### WHAT TO DO
Count how many lines of the material contain the string "style", then give that number and nothing more.

### SUPPLIED INFORMATION
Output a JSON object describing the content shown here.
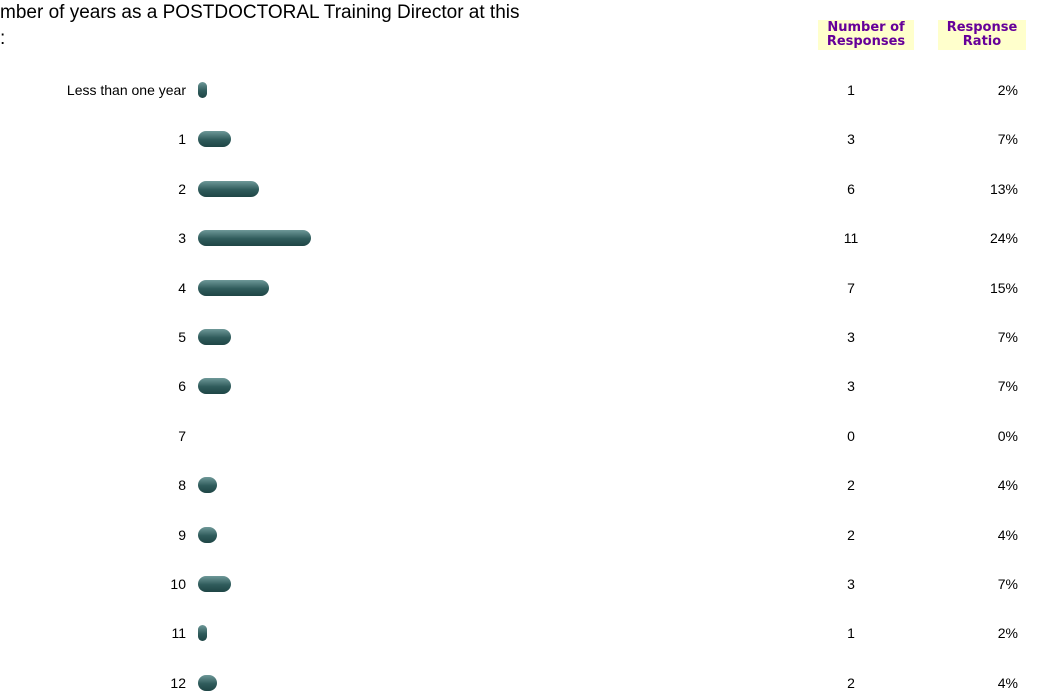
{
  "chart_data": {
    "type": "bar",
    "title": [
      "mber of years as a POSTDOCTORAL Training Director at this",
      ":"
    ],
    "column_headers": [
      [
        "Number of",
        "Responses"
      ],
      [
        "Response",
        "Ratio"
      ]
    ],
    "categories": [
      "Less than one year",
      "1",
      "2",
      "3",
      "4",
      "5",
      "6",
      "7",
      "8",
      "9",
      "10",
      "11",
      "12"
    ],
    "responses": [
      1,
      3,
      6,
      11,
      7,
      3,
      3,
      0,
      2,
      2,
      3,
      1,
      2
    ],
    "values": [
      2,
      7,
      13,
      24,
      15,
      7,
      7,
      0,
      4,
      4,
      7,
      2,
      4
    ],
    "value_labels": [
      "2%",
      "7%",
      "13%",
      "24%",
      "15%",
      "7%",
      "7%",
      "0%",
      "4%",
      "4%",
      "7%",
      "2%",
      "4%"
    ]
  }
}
--
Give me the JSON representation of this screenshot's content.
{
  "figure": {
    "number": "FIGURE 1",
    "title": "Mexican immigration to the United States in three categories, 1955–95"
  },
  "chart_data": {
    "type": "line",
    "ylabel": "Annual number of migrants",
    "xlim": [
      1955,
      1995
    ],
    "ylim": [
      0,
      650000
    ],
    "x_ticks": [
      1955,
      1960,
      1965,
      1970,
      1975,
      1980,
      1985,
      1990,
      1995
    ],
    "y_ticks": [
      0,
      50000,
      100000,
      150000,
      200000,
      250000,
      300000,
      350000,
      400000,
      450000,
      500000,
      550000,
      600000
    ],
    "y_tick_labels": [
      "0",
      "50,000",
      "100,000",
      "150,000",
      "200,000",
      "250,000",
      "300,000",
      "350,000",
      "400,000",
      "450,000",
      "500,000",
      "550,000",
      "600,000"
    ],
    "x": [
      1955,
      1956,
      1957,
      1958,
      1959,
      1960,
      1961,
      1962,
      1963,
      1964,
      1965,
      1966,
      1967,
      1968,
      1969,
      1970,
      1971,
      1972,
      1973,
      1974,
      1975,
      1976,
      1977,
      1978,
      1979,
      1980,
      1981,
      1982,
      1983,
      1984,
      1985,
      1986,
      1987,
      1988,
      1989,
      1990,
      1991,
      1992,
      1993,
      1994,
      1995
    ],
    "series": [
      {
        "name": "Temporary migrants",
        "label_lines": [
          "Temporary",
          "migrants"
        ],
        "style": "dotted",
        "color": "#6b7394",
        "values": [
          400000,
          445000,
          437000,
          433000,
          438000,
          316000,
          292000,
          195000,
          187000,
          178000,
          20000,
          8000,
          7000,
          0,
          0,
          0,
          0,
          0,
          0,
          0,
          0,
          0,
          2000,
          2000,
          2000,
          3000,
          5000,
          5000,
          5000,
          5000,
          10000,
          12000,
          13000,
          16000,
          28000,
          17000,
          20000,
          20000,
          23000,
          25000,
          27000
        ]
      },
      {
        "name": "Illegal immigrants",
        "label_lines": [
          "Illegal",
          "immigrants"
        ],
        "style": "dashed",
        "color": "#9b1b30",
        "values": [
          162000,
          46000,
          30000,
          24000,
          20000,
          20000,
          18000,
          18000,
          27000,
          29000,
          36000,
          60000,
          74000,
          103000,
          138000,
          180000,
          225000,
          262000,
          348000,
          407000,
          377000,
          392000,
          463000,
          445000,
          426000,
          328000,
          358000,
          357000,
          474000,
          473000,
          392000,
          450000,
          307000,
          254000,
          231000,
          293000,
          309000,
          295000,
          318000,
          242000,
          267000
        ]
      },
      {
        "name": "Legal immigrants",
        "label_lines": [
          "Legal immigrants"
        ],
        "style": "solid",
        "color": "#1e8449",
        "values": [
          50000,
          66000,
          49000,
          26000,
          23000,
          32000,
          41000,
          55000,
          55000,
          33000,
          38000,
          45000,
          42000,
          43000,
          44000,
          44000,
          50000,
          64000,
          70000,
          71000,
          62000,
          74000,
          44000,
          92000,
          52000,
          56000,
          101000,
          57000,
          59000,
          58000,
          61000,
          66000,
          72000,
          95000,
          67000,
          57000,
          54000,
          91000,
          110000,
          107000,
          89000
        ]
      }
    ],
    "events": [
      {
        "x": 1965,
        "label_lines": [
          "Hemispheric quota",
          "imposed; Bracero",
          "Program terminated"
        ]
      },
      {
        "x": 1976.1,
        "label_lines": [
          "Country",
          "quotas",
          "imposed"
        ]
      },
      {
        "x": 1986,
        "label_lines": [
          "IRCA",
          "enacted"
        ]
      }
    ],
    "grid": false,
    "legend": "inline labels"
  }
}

### FINAL RESULT
3